Transcribe the material exactly. Images do not belong in the copy.

══ Task material ══

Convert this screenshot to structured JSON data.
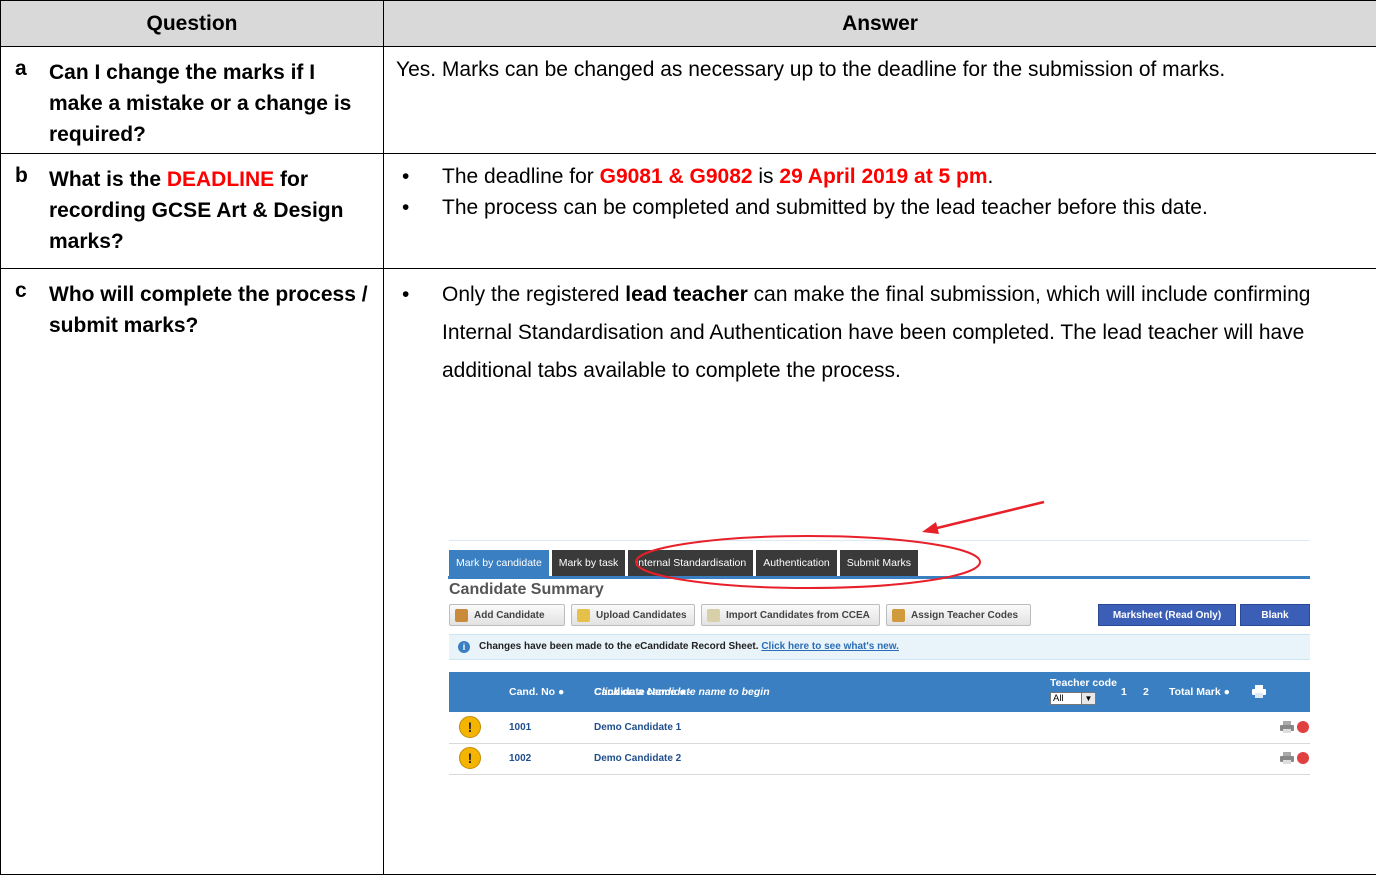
{
  "table": {
    "header_question": "Question",
    "header_answer": "Answer"
  },
  "rows": [
    {
      "letter": "a",
      "question": "Can I change the marks if I make a mistake or a change is required?",
      "answer": "Yes. Marks can be changed as necessary up to the deadline for the submission of marks."
    },
    {
      "letter": "b",
      "question_part1": "What is the ",
      "question_highlight": "DEADLINE",
      "question_part2": " for recording GCSE Art & Design marks?",
      "bullet1_part1": "The deadline for ",
      "bullet1_highlight1": "G9081 & G9082",
      "bullet1_part2": " is ",
      "bullet1_highlight2": "29 April 2019 at 5 pm",
      "bullet1_part3": ".",
      "bullet2": "The process can be completed and submitted by the lead teacher before this date."
    },
    {
      "letter": "c",
      "question": "Who will complete the process / submit marks?",
      "bullet_part1": "Only the registered ",
      "bullet_bold": "lead teacher",
      "bullet_part2": " can make the final submission, which will include confirming Internal Standardisation and Authentication have been completed.  The lead teacher will have additional tabs available to complete the process."
    }
  ],
  "screenshot": {
    "tabs": [
      "Mark by candidate",
      "Mark by task",
      "Internal Standardisation",
      "Authentication",
      "Submit Marks"
    ],
    "title": "Candidate Summary",
    "buttons": [
      "Add Candidate",
      "Upload Candidates",
      "Import Candidates from CCEA",
      "Assign Teacher Codes"
    ],
    "blue_buttons": [
      "Marksheet (Read Only)",
      "Blank eCRS"
    ],
    "notice_text": "Changes have been made to the eCandidate Record Sheet.",
    "notice_link": "Click here to see what's new.",
    "columns": {
      "cand_no": "Cand. No ●",
      "name": "Candidate Name ● - ",
      "name_hint": "Click on a candidate name to begin",
      "teacher_code": "Teacher code",
      "teacher_select": "All",
      "c1": "1",
      "c2": "2",
      "total": "Total Mark ●"
    },
    "candidates": [
      {
        "no": "1001",
        "name": "Demo Candidate 1"
      },
      {
        "no": "1002",
        "name": "Demo Candidate 2"
      }
    ],
    "accent_blue": "#3a7fc1",
    "annotation_color": "#e8202a"
  }
}
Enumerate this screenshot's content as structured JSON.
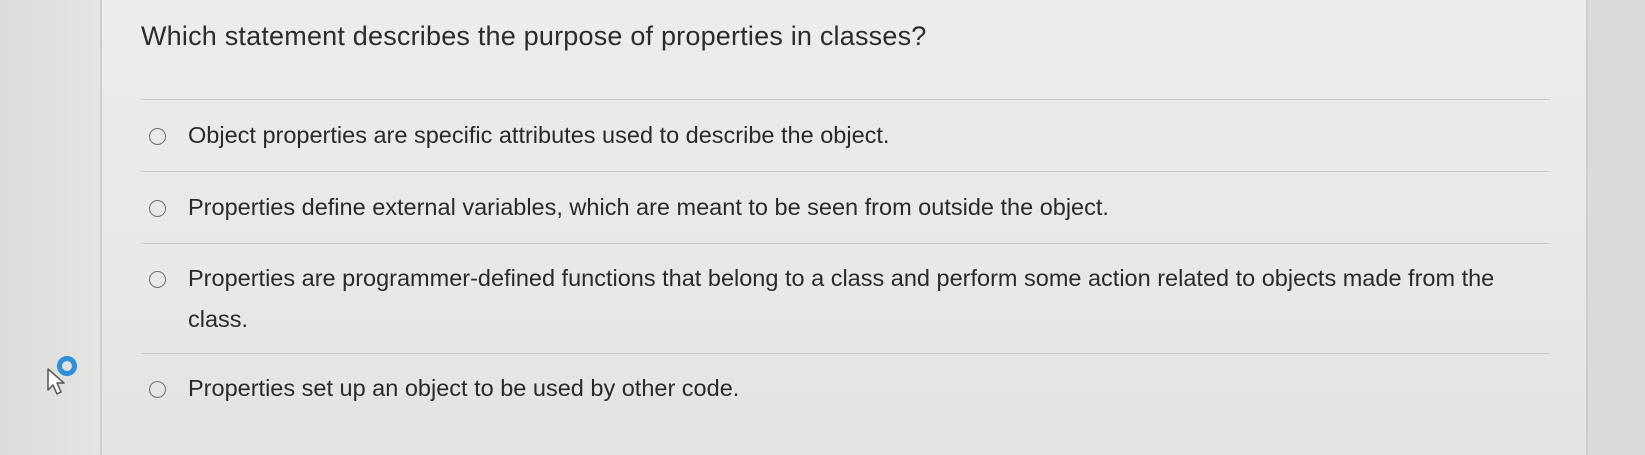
{
  "question": {
    "text": "Which statement describes the purpose of properties in classes?"
  },
  "options": [
    {
      "label": "Object properties are specific attributes used to describe the object."
    },
    {
      "label": "Properties define external variables, which are meant to be seen from outside the object."
    },
    {
      "label": "Properties are programmer-defined functions that belong to a class and perform some action related to objects made from the class."
    },
    {
      "label": "Properties set up an object to be used by other code."
    }
  ],
  "colors": {
    "background": "#e8e8e6",
    "text": "#2a2a2a",
    "divider": "#cacac8",
    "radio_border": "#6f6f6f",
    "cursor_ring": "#2f8fd8"
  },
  "icons": {
    "cursor": "mouse-pointer-icon",
    "busy": "loading-ring-icon"
  }
}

═══

Result for this task
Convert this screenshot to structured JSON data.
{
  "table": {
    "header_question": "Question",
    "header_answer": "Answer"
  },
  "rows": [
    {
      "letter": "a",
      "question": "Can I change the marks if I make a mistake or a change is required?",
      "answer": "Yes. Marks can be changed as necessary up to the deadline for the submission of marks."
    },
    {
      "letter": "b",
      "question_part1": "What is the ",
      "question_highlight": "DEADLINE",
      "question_part2": " for recording GCSE Art & Design marks?",
      "bullet1_part1": "The deadline for ",
      "bullet1_highlight1": "G9081 & G9082",
      "bullet1_part2": " is ",
      "bullet1_highlight2": "29 April 2019 at 5 pm",
      "bullet1_part3": ".",
      "bullet2": "The process can be completed and submitted by the lead teacher before this date."
    },
    {
      "letter": "c",
      "question": "Who will complete the process / submit marks?",
      "bullet_part1": "Only the registered ",
      "bullet_bold": "lead teacher",
      "bullet_part2": " can make the final submission, which will include confirming Internal Standardisation and Authentication have been completed.  The lead teacher will have additional tabs available to complete the process."
    }
  ],
  "screenshot": {
    "tabs": [
      "Mark by candidate",
      "Mark by task",
      "Internal Standardisation",
      "Authentication",
      "Submit Marks"
    ],
    "title": "Candidate Summary",
    "buttons": [
      "Add Candidate",
      "Upload Candidates",
      "Import Candidates from CCEA",
      "Assign Teacher Codes"
    ],
    "blue_buttons": [
      "Marksheet (Read Only)",
      "Blank eCRS"
    ],
    "notice_text": "Changes have been made to the eCandidate Record Sheet.",
    "notice_link": "Click here to see what's new.",
    "columns": {
      "cand_no": "Cand. No ●",
      "name": "Candidate Name ● - ",
      "name_hint": "Click on a candidate name to begin",
      "teacher_code": "Teacher code",
      "teacher_select": "All",
      "c1": "1",
      "c2": "2",
      "total": "Total Mark ●"
    },
    "candidates": [
      {
        "no": "1001",
        "name": "Demo Candidate 1"
      },
      {
        "no": "1002",
        "name": "Demo Candidate 2"
      }
    ],
    "accent_blue": "#3a7fc1",
    "annotation_color": "#e8202a"
  }
}
Enumerate this screenshot's content as structured JSON.
{
  "question": {
    "text": "Which statement describes the purpose of properties in classes?"
  },
  "options": [
    {
      "label": "Object properties are specific attributes used to describe the object."
    },
    {
      "label": "Properties define external variables, which are meant to be seen from outside the object."
    },
    {
      "label": "Properties are programmer-defined functions that belong to a class and perform some action related to objects made from the class."
    },
    {
      "label": "Properties set up an object to be used by other code."
    }
  ],
  "colors": {
    "background": "#e8e8e6",
    "text": "#2a2a2a",
    "divider": "#cacac8",
    "radio_border": "#6f6f6f",
    "cursor_ring": "#2f8fd8"
  },
  "icons": {
    "cursor": "mouse-pointer-icon",
    "busy": "loading-ring-icon"
  }
}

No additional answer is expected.